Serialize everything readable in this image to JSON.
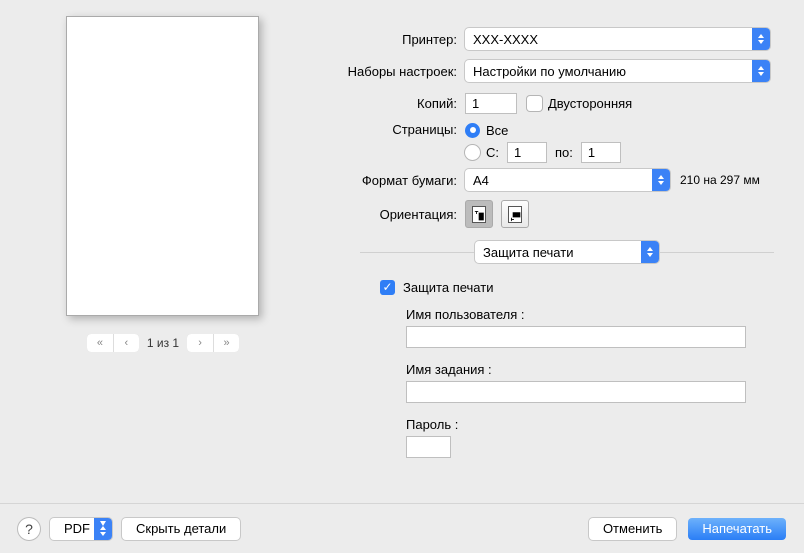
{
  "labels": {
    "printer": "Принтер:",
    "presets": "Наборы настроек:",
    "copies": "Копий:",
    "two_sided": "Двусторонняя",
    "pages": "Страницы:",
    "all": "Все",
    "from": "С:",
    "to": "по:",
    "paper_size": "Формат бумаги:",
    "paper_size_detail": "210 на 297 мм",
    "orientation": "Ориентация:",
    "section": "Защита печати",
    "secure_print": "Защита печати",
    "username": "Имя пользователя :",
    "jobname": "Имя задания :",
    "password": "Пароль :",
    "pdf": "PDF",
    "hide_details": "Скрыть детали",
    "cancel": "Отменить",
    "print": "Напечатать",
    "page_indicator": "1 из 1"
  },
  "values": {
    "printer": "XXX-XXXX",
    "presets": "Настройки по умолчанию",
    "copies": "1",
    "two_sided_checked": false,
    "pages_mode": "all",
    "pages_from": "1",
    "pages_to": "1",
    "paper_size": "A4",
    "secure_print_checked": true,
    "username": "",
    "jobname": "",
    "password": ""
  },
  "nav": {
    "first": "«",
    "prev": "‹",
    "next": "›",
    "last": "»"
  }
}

__Prompt__
Transcribe all of the records above character for character. Exclude the pictures.

__Solution to the problem__
Serialize everything readable in this image to JSON.
{
  "labels": {
    "printer": "Принтер:",
    "presets": "Наборы настроек:",
    "copies": "Копий:",
    "two_sided": "Двусторонняя",
    "pages": "Страницы:",
    "all": "Все",
    "from": "С:",
    "to": "по:",
    "paper_size": "Формат бумаги:",
    "paper_size_detail": "210 на 297 мм",
    "orientation": "Ориентация:",
    "section": "Защита печати",
    "secure_print": "Защита печати",
    "username": "Имя пользователя :",
    "jobname": "Имя задания :",
    "password": "Пароль :",
    "pdf": "PDF",
    "hide_details": "Скрыть детали",
    "cancel": "Отменить",
    "print": "Напечатать",
    "page_indicator": "1 из 1"
  },
  "values": {
    "printer": "XXX-XXXX",
    "presets": "Настройки по умолчанию",
    "copies": "1",
    "two_sided_checked": false,
    "pages_mode": "all",
    "pages_from": "1",
    "pages_to": "1",
    "paper_size": "A4",
    "secure_print_checked": true,
    "username": "",
    "jobname": "",
    "password": ""
  },
  "nav": {
    "first": "«",
    "prev": "‹",
    "next": "›",
    "last": "»"
  }
}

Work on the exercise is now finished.